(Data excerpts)
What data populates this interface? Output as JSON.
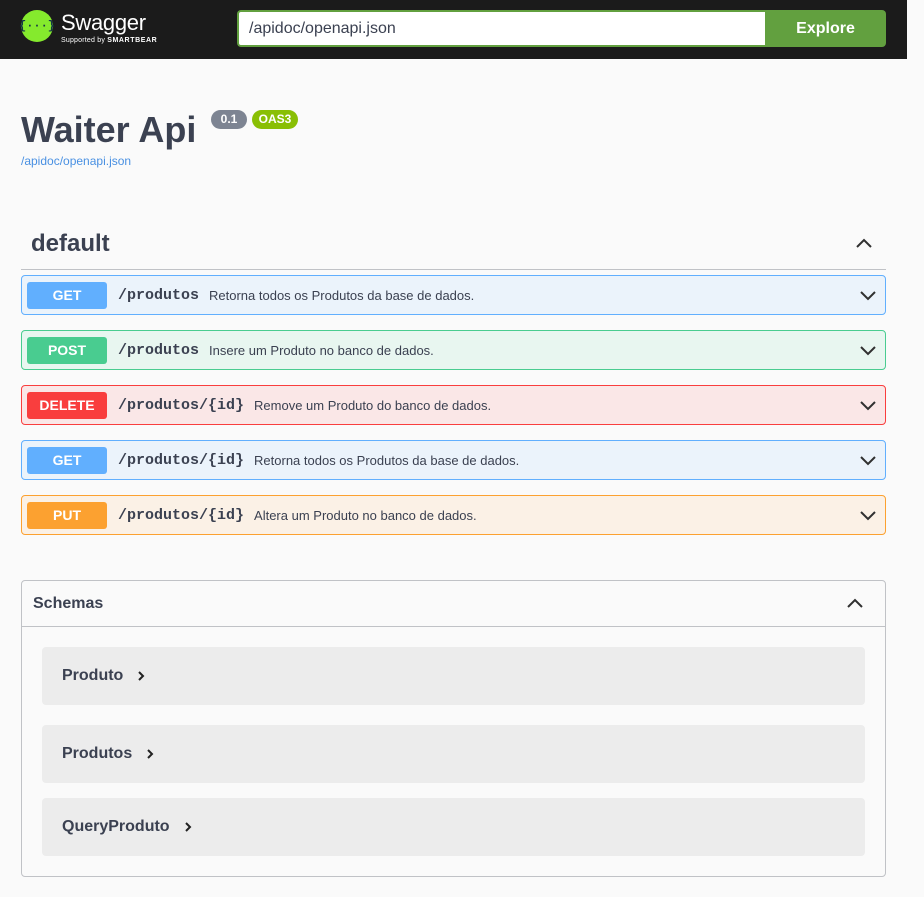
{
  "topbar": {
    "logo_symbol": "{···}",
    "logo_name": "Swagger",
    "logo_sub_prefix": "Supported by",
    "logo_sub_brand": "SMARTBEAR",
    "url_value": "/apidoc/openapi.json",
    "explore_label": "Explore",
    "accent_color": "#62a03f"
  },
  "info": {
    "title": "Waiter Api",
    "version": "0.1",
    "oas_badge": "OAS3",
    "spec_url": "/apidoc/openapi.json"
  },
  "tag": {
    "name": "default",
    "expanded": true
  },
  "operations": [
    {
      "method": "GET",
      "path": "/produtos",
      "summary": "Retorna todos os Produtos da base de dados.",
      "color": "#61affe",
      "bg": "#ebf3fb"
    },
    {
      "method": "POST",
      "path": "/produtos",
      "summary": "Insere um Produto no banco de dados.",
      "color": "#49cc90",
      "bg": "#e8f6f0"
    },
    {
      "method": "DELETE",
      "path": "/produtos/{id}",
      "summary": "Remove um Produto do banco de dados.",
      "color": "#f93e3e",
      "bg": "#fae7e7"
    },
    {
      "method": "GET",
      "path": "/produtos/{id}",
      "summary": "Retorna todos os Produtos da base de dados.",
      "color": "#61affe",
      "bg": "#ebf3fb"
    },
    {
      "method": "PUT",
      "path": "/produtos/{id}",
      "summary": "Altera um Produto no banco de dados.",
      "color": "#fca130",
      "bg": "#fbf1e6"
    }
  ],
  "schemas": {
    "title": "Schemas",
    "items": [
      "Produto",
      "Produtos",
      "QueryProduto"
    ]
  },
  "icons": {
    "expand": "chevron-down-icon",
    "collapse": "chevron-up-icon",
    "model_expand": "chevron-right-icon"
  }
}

* * *

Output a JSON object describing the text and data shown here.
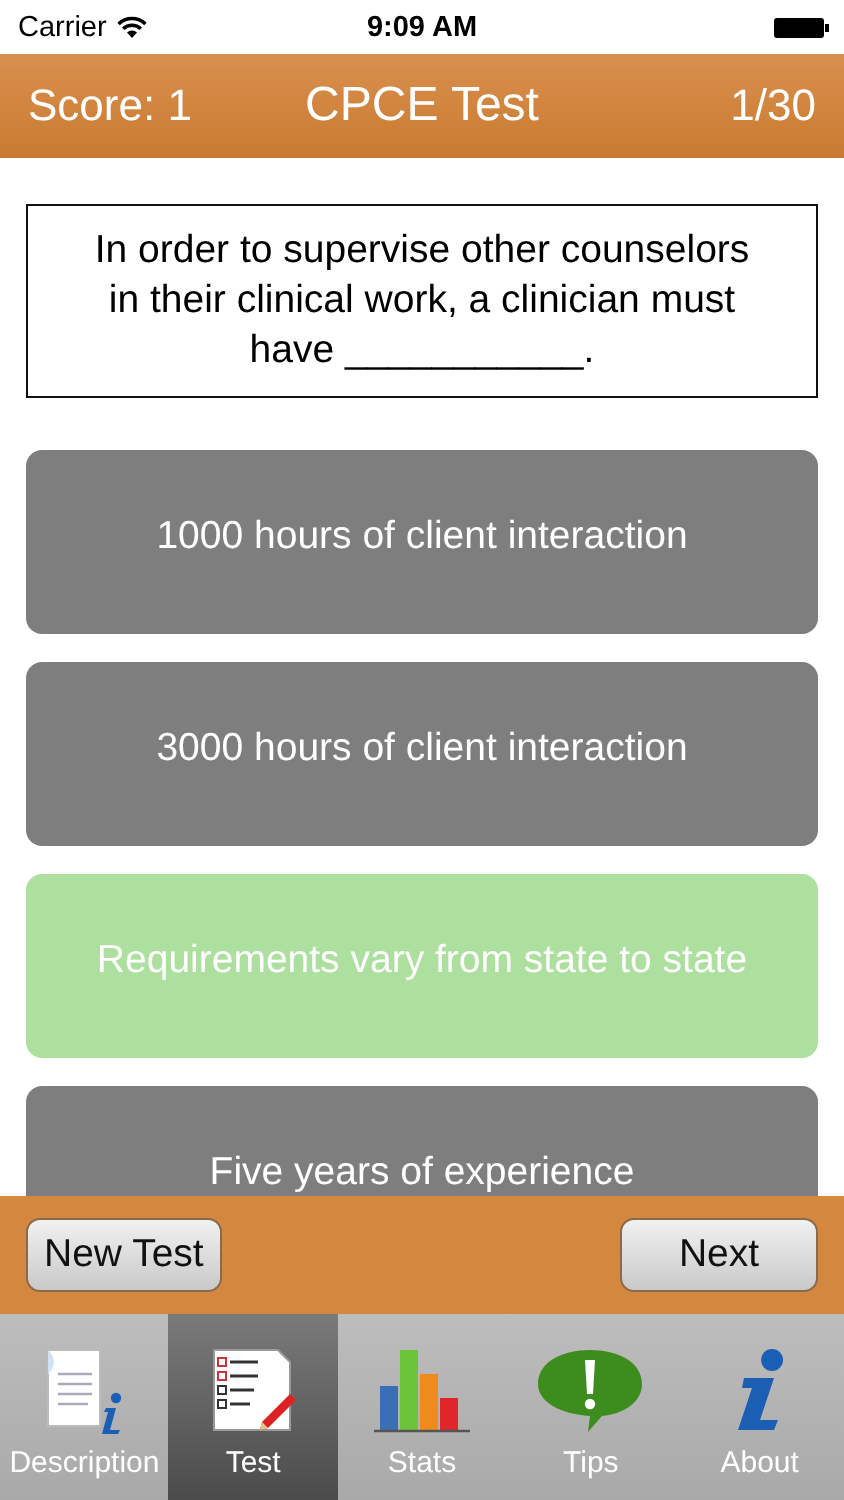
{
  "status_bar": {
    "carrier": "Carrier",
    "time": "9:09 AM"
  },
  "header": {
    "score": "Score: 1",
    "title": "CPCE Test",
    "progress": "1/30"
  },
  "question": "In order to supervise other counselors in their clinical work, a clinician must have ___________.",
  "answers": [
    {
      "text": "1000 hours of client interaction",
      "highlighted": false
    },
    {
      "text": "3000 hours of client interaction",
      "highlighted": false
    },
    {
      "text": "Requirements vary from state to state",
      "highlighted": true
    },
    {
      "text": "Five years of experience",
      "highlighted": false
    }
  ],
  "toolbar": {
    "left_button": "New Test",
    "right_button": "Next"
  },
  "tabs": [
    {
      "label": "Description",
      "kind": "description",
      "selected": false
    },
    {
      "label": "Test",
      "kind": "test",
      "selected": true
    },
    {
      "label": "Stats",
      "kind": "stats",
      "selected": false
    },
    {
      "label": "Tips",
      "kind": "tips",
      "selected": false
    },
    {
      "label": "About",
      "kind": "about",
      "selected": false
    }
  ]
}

Exercise objective ▸
Give back only a number, the number of lines where the string "hours" occurs.

Reply ▸
2